Locate all lines in the data below that hold "title" and show them.

- _Data items_:
>>

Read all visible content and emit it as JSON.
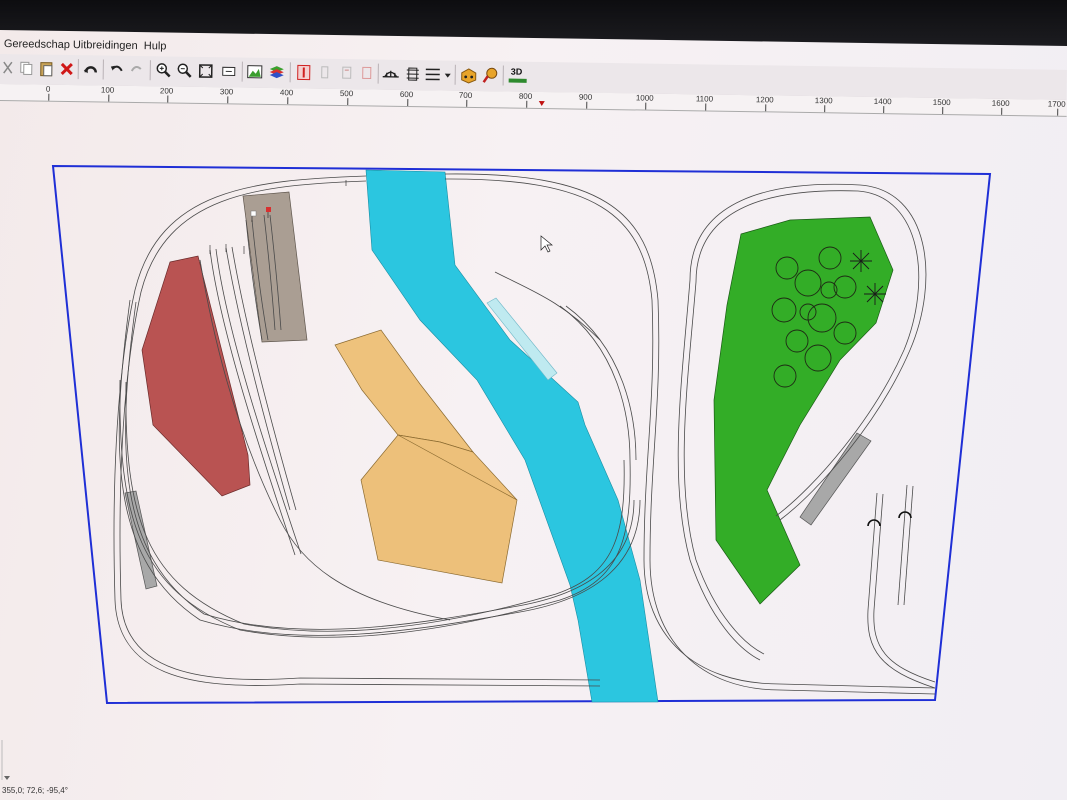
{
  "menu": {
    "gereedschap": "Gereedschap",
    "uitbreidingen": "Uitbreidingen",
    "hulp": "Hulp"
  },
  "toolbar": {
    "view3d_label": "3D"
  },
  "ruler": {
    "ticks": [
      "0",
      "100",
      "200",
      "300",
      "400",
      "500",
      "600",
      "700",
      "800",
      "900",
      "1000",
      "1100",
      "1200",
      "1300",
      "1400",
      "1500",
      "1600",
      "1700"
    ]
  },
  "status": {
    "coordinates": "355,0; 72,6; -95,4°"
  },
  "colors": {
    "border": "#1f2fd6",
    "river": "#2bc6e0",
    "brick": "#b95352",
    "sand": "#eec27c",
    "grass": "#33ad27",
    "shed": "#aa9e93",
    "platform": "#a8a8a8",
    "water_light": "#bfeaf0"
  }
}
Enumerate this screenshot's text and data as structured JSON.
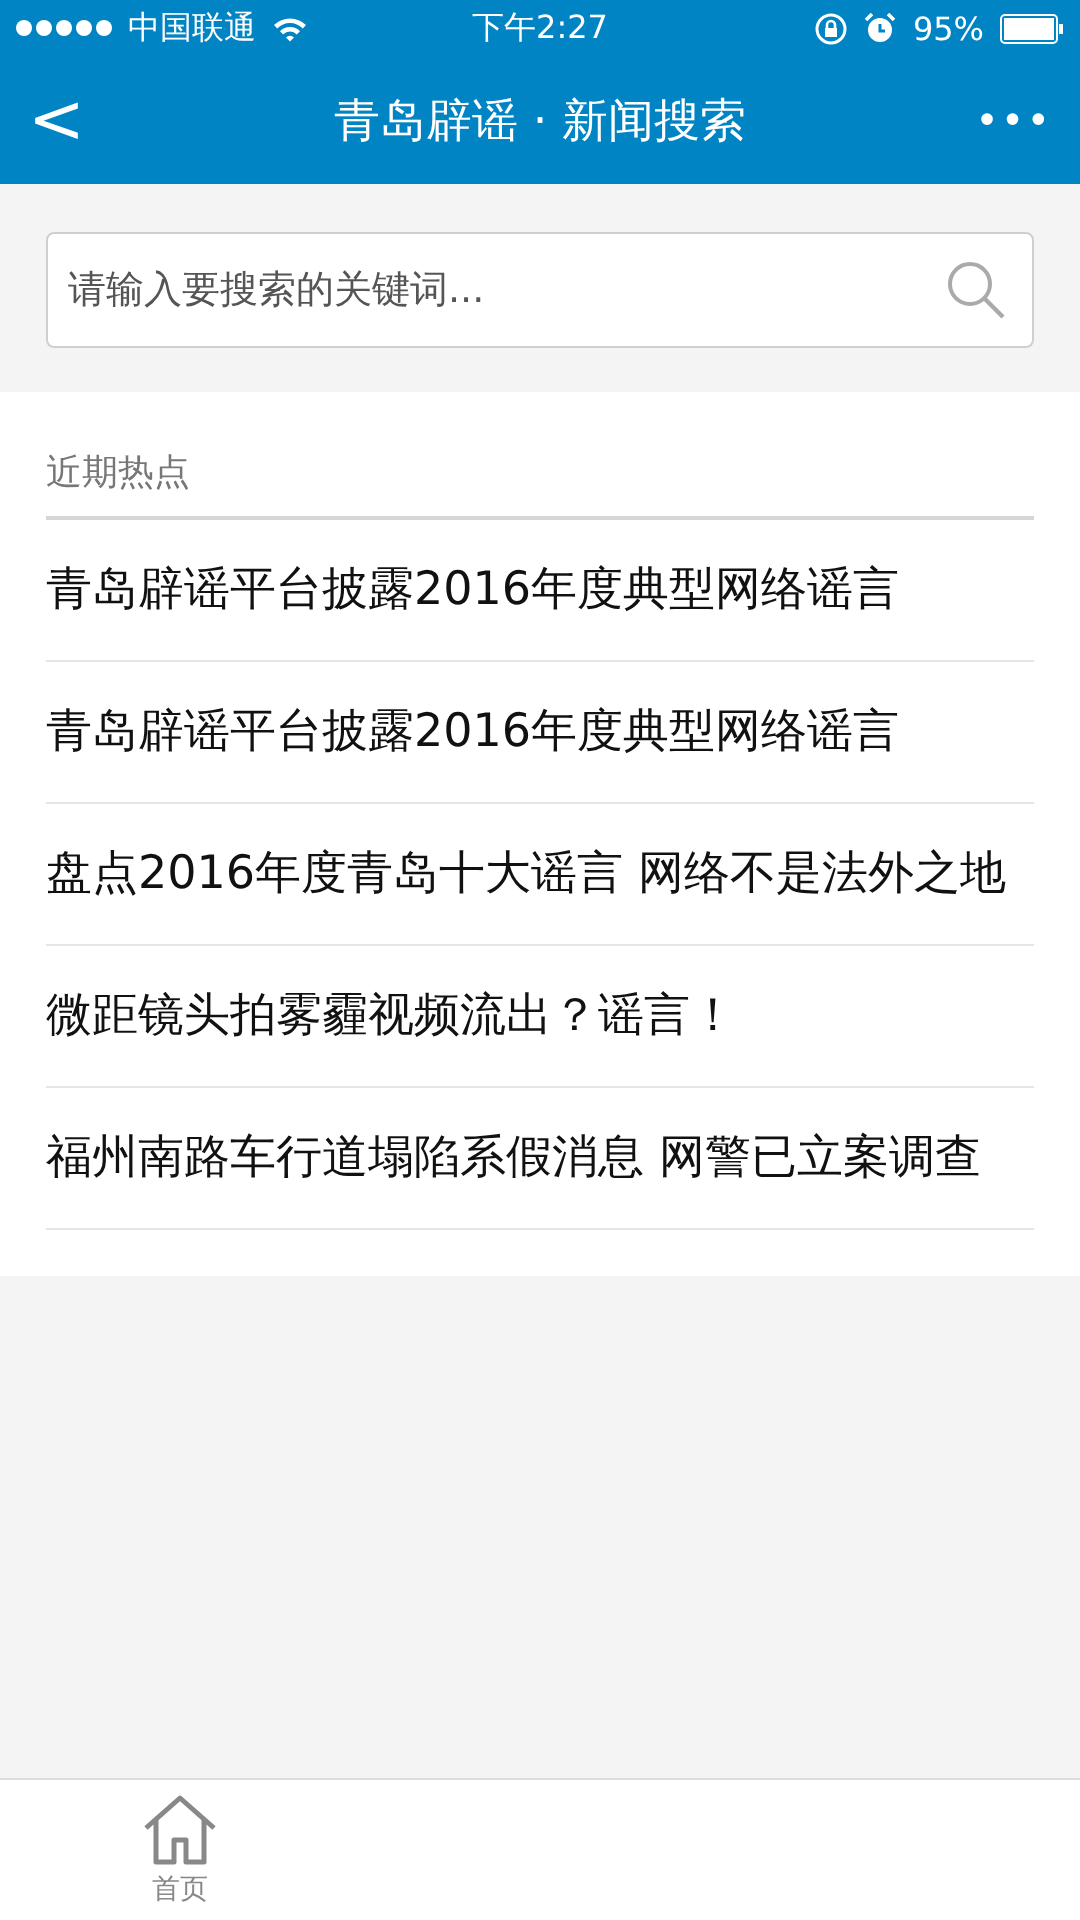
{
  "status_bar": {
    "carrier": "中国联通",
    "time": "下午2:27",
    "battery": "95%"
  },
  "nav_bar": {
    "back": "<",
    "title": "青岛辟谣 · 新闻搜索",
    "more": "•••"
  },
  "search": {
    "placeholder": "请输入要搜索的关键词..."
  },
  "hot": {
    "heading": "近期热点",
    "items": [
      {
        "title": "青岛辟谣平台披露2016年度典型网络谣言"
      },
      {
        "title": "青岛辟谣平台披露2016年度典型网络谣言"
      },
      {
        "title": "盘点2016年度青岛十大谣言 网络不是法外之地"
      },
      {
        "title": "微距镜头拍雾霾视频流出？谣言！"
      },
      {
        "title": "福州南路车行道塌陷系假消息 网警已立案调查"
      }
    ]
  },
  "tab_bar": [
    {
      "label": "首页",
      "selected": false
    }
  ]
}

<<

- _ANSWER BELOW_:
    "title": "青岛辟谣 · 新闻搜索",
        "title": "青岛辟谣平台披露2016年度典型网络谣言"
        "title": "青岛辟谣平台披露2016年度典型网络谣言"
        "title": "盘点2016年度青岛十大谣言 网络不是法外之地"
        "title": "微距镜头拍雾霾视频流出？谣言！"
        "title": "福州南路车行道塌陷系假消息 网警已立案调查"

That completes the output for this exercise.